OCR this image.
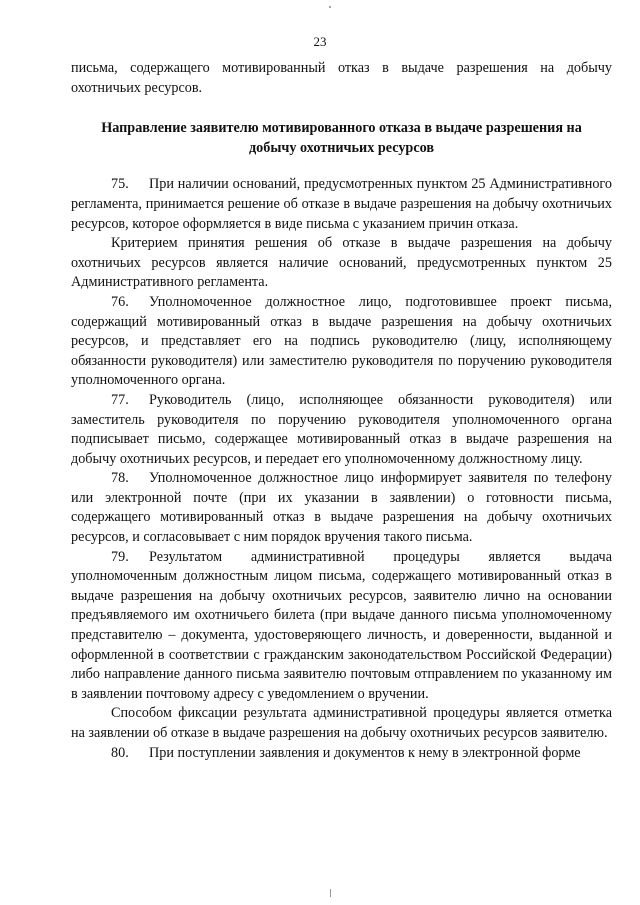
23

письма, содержащего мотивированный отказ в выдаче разрешения на добычу охотничьих ресурсов.

Направление заявителю мотивированного отказа в выдаче разрешения на добычу охотничьих ресурсов

75. При наличии оснований, предусмотренных пунктом 25 Административного регламента, принимается решение об отказе в выдаче разрешения на добычу охотничьих ресурсов, которое оформляется в виде письма с указанием причин отказа.

Критерием принятия решения об отказе в выдаче разрешения на добычу охотничьих ресурсов является наличие оснований, предусмотренных пунктом 25 Административного регламента.

76. Уполномоченное должностное лицо, подготовившее проект письма, содержащий мотивированный отказ в выдаче разрешения на добычу охотничьих ресурсов, и представляет его на подпись руководителю (лицу, исполняющему обязанности руководителя) или заместителю руководителя по поручению руководителя уполномоченного органа.

77. Руководитель (лицо, исполняющее обязанности руководителя) или заместитель руководителя по поручению руководителя уполномоченного органа подписывает письмо, содержащее мотивированный отказ в выдаче разрешения на добычу охотничьих ресурсов, и передает его уполномоченному должностному лицу.

78. Уполномоченное должностное лицо информирует заявителя по телефону или электронной почте (при их указании в заявлении) о готовности письма, содержащего мотивированный отказ в выдаче разрешения на добычу охотничьих ресурсов, и согласовывает с ним порядок вручения такого письма.

79. Результатом административной процедуры является выдача уполномоченным должностным лицом письма, содержащего мотивированный отказ в выдаче разрешения на добычу охотничьих ресурсов, заявителю лично на основании предъявляемого им охотничьего билета (при выдаче данного письма уполномоченному представителю – документа, удостоверяющего личность, и доверенности, выданной и оформленной в соответствии с гражданским законодательством Российской Федерации) либо направление данного письма заявителю почтовым отправлением по указанному им в заявлении почтовому адресу с уведомлением о вручении.

Способом фиксации результата административной процедуры является отметка на заявлении об отказе в выдаче разрешения на добычу охотничьих ресурсов заявителю.

80. При поступлении заявления и документов к нему в электронной форме
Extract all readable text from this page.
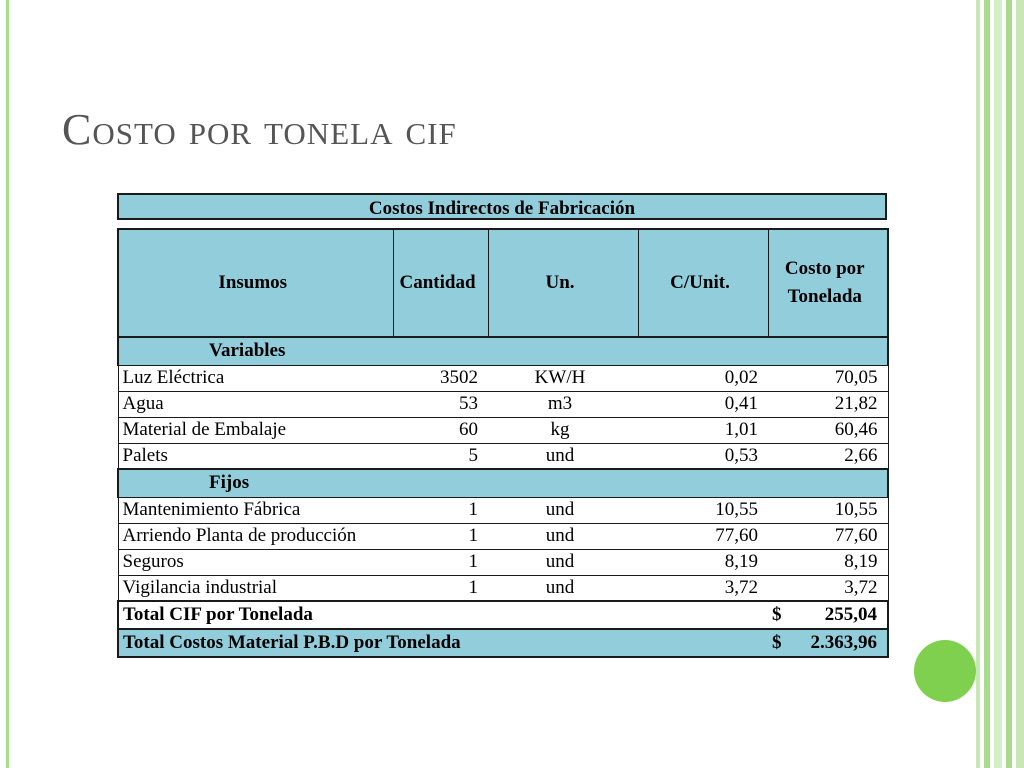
Costo por tonela cif
Costos Indirectos de Fabricación
Insumos	Cantidad	Un.	C/Unit.	Costo por Tonelada
Variables				
Luz Eléctrica	3502	KW/H	0,02	70,05
Agua	53	m3	0,41	21,82
Material de Embalaje	60	kg	1,01	60,46
Palets	5	und	0,53	2,66
Fijos				
Mantenimiento Fábrica	1	und	10,55	10,55
Arriendo Planta de producción	1	und	77,60	77,60
Seguros	1	und	8,19	8,19
Vigilancia industrial	1	und	3,72	3,72
Total CIF por Tonelada				$ 255,04

Total Costos Material P.B.D por Tonelada				$ 2.363,96
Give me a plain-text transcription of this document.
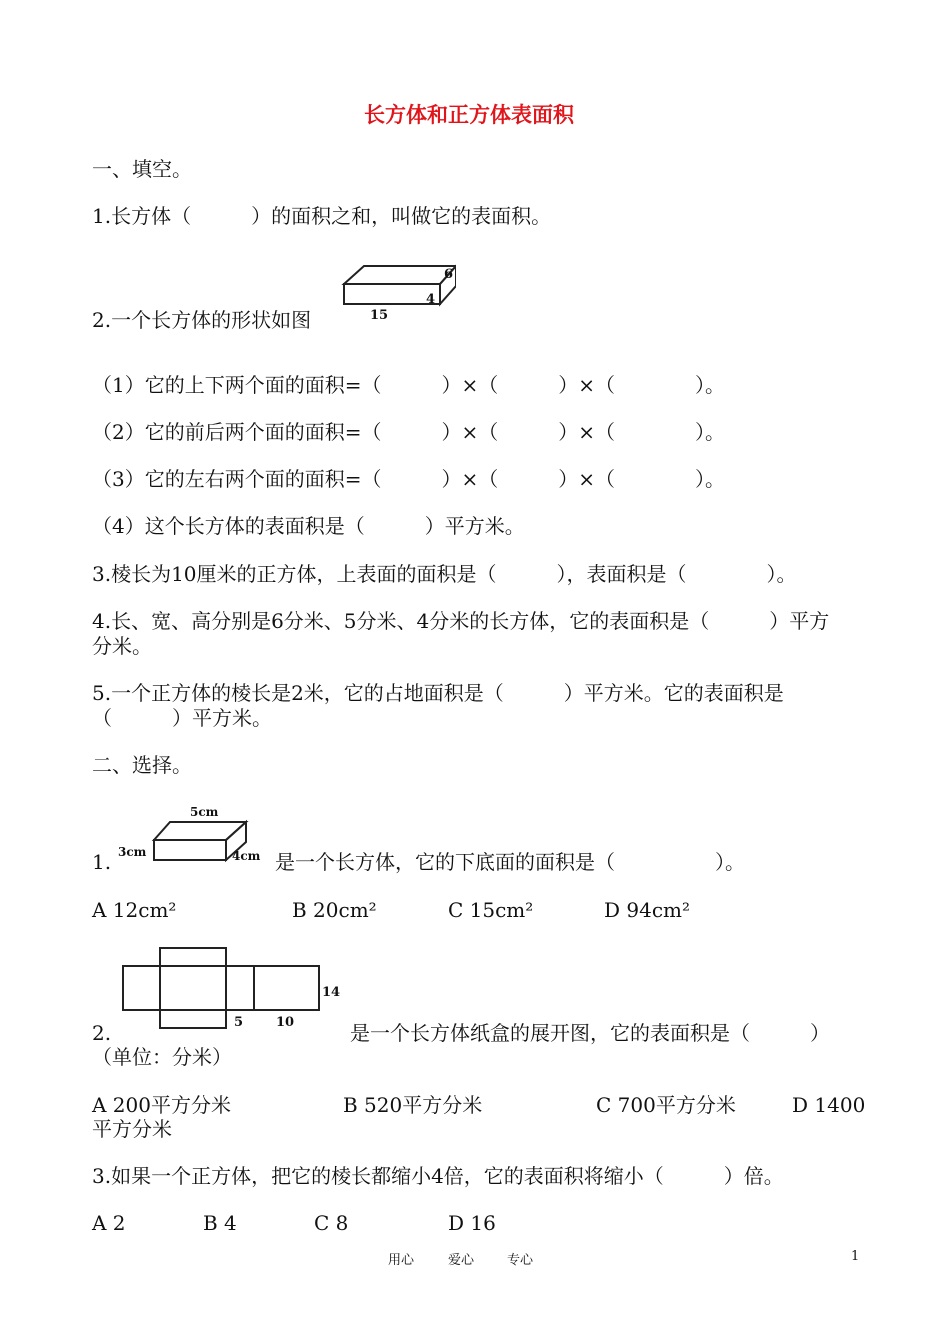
长方体和正方体表面积
一、填空。
1.长方体（　　　）的面积之和，叫做它的表面积。
6
4
15
2.一个长方体的形状如图
（1）它的上下两个面的面积=（　　　）×（　　　）×（　　　　）。
（2）它的前后两个面的面积=（　　　）×（　　　）×（　　　　）。
（3）它的左右两个面的面积=（　　　）×（　　　）×（　　　　）。
（4）这个长方体的表面积是（　　　）平方米。
3.棱长为10厘米的正方体，上表面的面积是（　　　），表面积是（　　　　）。
4.长、宽、高分别是6分米、5分米、4分米的长方体，它的表面积是（　　　）平方
分米。
5.一个正方体的棱长是2米，它的占地面积是（　　　）平方米。它的表面积是
（　　　）平方米。
二、选择。
5cm
3cm	4cm
1.	是一个长方体，它的下底面的面积是（　　　　　）。
A 12cm²	B 20cm²	C 15cm²	D 94cm²
14
5	10
2.	是一个长方体纸盒的展开图，它的表面积是（　　　）
（单位：分米）
A 200平方分米	B 520平方分米	C 700平方分米	D 1400
平方分米
3.如果一个正方体，把它的棱长都缩小4倍，它的表面积将缩小（　　　）倍。
A 2	B 4	C 8	D 16
用心	爱心	专心	1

------

**WHAT THIS TASK INVOLVES:**
Transcribe all of the entries word for word, but skip any pictures they contain.

**TASK RESPONSE:**
OCR this image.
23

письма, содержащего мотивированный отказ в выдаче разрешения на добычу охотничьих ресурсов.

Направление заявителю мотивированного отказа в выдаче разрешения на добычу охотничьих ресурсов

75. При наличии оснований, предусмотренных пунктом 25 Административного регламента, принимается решение об отказе в выдаче разрешения на добычу охотничьих ресурсов, которое оформляется в виде письма с указанием причин отказа.

Критерием принятия решения об отказе в выдаче разрешения на добычу охотничьих ресурсов является наличие оснований, предусмотренных пунктом 25 Административного регламента.

76. Уполномоченное должностное лицо, подготовившее проект письма, содержащий мотивированный отказ в выдаче разрешения на добычу охотничьих ресурсов, и представляет его на подпись руководителю (лицу, исполняющему обязанности руководителя) или заместителю руководителя по поручению руководителя уполномоченного органа.

77. Руководитель (лицо, исполняющее обязанности руководителя) или заместитель руководителя по поручению руководителя уполномоченного органа подписывает письмо, содержащее мотивированный отказ в выдаче разрешения на добычу охотничьих ресурсов, и передает его уполномоченному должностному лицу.

78. Уполномоченное должностное лицо информирует заявителя по телефону или электронной почте (при их указании в заявлении) о готовности письма, содержащего мотивированный отказ в выдаче разрешения на добычу охотничьих ресурсов, и согласовывает с ним порядок вручения такого письма.

79. Результатом административной процедуры является выдача уполномоченным должностным лицом письма, содержащего мотивированный отказ в выдаче разрешения на добычу охотничьих ресурсов, заявителю лично на основании предъявляемого им охотничьего билета (при выдаче данного письма уполномоченному представителю – документа, удостоверяющего личность, и доверенности, выданной и оформленной в соответствии с гражданским законодательством Российской Федерации) либо направление данного письма заявителю почтовым отправлением по указанному им в заявлении почтовому адресу с уведомлением о вручении.

Способом фиксации результата административной процедуры является отметка на заявлении об отказе в выдаче разрешения на добычу охотничьих ресурсов заявителю.

80. При поступлении заявления и документов к нему в электронной форме
Extract all readable text from this page.
Costo por tonela cif
Costos Indirectos de Fabricación
Insumos	Cantidad	Un.	C/Unit.	Costo por Tonelada
Variables				
Luz Eléctrica	3502	KW/H	0,02	70,05
Agua	53	m3	0,41	21,82
Material de Embalaje	60	kg	1,01	60,46
Palets	5	und	0,53	2,66
Fijos				
Mantenimiento Fábrica	1	und	10,55	10,55
Arriendo Planta de producción	1	und	77,60	77,60
Seguros	1	und	8,19	8,19
Vigilancia industrial	1	und	3,72	3,72
Total CIF por Tonelada				$ 255,04

Total Costos Material P.B.D por Tonelada				$ 2.363,96
Give me a plain-text transcription of this document.
长方体和正方体表面积
一、填空。
1.长方体（　　　）的面积之和，叫做它的表面积。
6
4
15
2.一个长方体的形状如图
（1）它的上下两个面的面积=（　　　）×（　　　）×（　　　　）。
（2）它的前后两个面的面积=（　　　）×（　　　）×（　　　　）。
（3）它的左右两个面的面积=（　　　）×（　　　）×（　　　　）。
（4）这个长方体的表面积是（　　　）平方米。
3.棱长为10厘米的正方体，上表面的面积是（　　　），表面积是（　　　　）。
4.长、宽、高分别是6分米、5分米、4分米的长方体，它的表面积是（　　　）平方
分米。
5.一个正方体的棱长是2米，它的占地面积是（　　　）平方米。它的表面积是
（　　　）平方米。
二、选择。
5cm
3cm	4cm
1.	是一个长方体，它的下底面的面积是（　　　　　）。
A 12cm²	B 20cm²	C 15cm²	D 94cm²
14
5	10
2.	是一个长方体纸盒的展开图，它的表面积是（　　　）
（单位：分米）
A 200平方分米	B 520平方分米	C 700平方分米	D 1400
平方分米
3.如果一个正方体，把它的棱长都缩小4倍，它的表面积将缩小（　　　）倍。
A 2	B 4	C 8	D 16
用心	爱心	专心	1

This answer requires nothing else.